• _Objective_: Using the material that follows, identify and copy each line with the string "wide".

• _Dataset entries_:
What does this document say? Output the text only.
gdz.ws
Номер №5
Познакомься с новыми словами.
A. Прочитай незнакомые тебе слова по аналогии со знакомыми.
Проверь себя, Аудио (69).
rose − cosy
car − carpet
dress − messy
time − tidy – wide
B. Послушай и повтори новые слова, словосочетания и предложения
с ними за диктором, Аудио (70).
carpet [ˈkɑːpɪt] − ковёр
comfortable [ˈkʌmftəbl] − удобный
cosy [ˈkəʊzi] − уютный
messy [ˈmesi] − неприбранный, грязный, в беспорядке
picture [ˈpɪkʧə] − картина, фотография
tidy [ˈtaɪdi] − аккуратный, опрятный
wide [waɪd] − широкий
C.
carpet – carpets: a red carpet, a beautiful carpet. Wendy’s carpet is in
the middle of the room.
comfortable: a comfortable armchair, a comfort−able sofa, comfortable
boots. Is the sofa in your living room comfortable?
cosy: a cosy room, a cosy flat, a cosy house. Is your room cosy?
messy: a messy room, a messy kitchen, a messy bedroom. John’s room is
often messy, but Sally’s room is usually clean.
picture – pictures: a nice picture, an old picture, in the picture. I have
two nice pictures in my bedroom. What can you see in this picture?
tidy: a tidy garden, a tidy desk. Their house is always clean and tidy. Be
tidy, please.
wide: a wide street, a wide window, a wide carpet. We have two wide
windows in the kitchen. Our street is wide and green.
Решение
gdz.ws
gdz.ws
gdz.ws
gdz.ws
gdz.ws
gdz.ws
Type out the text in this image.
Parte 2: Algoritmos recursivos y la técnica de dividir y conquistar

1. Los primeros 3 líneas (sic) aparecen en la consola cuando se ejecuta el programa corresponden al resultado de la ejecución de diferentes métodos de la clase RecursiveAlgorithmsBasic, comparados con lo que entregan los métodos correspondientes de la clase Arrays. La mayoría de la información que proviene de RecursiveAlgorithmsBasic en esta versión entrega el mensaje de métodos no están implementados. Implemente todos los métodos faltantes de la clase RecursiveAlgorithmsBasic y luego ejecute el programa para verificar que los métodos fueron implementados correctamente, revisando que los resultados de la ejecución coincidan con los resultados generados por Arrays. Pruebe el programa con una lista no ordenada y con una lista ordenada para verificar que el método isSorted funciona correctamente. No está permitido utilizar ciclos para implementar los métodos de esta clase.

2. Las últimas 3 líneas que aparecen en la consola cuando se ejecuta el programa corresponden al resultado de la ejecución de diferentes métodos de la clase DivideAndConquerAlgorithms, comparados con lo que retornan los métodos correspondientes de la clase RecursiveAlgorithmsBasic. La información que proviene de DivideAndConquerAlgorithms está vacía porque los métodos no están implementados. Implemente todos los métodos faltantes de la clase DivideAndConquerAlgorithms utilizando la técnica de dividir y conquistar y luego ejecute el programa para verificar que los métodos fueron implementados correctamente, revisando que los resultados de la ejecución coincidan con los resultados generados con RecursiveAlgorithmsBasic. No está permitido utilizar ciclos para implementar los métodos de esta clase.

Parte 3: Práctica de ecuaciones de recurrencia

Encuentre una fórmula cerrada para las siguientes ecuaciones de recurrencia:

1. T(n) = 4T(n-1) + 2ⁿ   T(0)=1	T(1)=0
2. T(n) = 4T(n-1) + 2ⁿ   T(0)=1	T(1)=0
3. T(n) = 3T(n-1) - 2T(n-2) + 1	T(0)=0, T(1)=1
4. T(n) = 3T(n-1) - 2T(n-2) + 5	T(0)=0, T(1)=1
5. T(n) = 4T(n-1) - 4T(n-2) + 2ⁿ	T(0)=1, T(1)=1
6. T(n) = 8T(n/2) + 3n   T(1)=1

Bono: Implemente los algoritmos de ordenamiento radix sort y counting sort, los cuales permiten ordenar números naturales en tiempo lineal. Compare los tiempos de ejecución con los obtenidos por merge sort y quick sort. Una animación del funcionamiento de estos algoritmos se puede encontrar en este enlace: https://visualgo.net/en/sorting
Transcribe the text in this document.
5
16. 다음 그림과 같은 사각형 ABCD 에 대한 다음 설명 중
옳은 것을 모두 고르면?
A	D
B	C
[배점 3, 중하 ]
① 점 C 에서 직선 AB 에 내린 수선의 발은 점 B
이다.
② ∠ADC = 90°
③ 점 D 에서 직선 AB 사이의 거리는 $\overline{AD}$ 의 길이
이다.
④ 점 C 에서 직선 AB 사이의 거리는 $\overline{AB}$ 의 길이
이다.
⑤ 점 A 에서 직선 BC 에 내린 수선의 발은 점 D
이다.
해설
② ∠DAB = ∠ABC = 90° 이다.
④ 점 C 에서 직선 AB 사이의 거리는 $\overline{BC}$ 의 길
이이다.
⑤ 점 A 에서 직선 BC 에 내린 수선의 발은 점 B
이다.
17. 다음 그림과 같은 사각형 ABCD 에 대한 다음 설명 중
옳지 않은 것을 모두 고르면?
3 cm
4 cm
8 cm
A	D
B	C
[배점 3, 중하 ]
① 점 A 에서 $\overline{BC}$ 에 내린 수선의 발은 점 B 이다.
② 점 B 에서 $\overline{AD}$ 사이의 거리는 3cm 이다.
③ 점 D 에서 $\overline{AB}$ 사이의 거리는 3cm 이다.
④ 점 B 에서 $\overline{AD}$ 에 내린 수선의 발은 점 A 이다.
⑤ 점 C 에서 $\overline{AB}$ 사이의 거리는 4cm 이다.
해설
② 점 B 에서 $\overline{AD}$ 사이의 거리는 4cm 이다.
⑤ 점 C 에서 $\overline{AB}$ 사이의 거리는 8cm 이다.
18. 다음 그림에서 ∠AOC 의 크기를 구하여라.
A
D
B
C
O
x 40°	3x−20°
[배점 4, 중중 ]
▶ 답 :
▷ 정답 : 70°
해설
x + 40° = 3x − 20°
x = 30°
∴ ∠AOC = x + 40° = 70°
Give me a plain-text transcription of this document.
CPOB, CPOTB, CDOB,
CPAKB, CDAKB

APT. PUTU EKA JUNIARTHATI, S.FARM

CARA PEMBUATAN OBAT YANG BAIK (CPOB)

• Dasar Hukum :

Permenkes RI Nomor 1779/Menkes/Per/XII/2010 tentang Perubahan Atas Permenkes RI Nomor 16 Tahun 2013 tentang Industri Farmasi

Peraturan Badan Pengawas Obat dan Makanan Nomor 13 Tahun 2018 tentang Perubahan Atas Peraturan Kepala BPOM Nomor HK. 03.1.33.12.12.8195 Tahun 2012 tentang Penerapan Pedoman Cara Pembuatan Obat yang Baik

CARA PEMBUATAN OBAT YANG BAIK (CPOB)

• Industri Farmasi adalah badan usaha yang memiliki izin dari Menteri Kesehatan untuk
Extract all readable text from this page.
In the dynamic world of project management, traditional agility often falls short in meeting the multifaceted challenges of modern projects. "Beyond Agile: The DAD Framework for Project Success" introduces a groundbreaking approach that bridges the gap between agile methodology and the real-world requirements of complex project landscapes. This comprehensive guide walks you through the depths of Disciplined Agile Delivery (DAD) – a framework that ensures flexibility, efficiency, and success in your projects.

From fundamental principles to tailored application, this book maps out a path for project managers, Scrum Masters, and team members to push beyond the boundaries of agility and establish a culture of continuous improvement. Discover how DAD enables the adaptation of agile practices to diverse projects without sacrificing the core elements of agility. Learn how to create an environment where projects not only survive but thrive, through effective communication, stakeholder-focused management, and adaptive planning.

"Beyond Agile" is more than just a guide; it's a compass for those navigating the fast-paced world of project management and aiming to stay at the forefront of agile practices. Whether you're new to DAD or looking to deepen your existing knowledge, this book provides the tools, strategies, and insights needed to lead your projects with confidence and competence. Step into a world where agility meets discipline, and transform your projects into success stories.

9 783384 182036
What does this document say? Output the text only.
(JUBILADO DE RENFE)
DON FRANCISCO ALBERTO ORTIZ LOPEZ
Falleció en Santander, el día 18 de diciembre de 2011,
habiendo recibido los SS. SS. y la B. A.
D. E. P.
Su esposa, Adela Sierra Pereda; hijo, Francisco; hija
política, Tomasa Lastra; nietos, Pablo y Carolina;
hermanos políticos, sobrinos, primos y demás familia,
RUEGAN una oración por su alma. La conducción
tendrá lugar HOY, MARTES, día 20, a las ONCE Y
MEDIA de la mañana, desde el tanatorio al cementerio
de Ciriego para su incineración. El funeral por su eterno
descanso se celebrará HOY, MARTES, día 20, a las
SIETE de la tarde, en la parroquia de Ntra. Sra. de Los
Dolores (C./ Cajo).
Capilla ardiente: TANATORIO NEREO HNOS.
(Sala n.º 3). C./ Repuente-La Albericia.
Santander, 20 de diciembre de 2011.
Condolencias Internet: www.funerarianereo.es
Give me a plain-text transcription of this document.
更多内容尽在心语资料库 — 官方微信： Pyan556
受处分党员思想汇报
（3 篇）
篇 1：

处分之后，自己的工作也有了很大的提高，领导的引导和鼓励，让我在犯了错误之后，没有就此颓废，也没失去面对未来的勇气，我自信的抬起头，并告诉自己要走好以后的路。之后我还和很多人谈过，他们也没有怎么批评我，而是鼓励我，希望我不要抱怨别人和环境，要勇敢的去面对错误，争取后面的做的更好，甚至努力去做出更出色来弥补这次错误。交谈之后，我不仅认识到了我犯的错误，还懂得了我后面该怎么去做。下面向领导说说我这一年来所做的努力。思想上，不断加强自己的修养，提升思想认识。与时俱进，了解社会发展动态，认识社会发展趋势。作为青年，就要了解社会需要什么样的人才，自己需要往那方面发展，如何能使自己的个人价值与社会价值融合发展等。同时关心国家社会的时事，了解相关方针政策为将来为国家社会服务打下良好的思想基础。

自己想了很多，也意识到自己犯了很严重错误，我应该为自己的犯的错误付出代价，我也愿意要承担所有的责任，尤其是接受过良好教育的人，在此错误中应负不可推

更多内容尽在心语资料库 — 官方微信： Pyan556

• _Answer to this problem_:
time − tidy – wide
wide [waɪd] − широкий
wide: a wide street, a wide window, a wide carpet. We have two wide
windows in the kitchen. Our street is wide and green.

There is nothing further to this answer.